**GIVEN TASK**
Collect each line of the entries that holds the string "document".

--- Start ---

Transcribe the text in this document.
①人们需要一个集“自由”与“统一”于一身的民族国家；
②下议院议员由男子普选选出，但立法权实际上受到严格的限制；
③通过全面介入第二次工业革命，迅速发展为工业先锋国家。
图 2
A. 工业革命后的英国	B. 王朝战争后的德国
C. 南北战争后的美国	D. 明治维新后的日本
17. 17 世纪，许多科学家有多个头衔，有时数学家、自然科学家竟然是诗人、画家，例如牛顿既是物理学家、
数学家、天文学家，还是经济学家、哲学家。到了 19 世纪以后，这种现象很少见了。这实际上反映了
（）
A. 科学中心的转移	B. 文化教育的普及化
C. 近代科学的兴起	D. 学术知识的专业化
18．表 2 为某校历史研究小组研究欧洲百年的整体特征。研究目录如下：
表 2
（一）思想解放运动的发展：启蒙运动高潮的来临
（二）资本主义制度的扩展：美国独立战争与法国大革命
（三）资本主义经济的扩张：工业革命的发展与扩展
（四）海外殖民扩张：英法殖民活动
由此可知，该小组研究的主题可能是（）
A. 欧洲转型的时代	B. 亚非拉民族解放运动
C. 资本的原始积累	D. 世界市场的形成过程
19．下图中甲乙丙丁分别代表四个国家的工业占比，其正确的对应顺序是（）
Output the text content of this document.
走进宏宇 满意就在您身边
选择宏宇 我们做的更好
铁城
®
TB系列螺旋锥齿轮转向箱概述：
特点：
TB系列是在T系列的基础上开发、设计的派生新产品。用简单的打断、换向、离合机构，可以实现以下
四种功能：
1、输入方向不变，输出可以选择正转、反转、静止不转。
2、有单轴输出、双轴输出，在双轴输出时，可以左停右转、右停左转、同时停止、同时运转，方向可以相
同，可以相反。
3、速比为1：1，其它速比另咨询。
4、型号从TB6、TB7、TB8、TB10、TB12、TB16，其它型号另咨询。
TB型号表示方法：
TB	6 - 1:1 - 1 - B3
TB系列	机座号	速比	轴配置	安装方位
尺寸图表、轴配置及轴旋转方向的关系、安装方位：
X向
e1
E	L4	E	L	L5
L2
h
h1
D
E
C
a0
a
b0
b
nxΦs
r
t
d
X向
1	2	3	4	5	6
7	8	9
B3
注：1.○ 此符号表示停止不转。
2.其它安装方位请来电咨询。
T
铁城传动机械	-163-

--- End ---

**ANSWER TO THIS TASK**
Transcribe the text in this document.
Output the text content of this document.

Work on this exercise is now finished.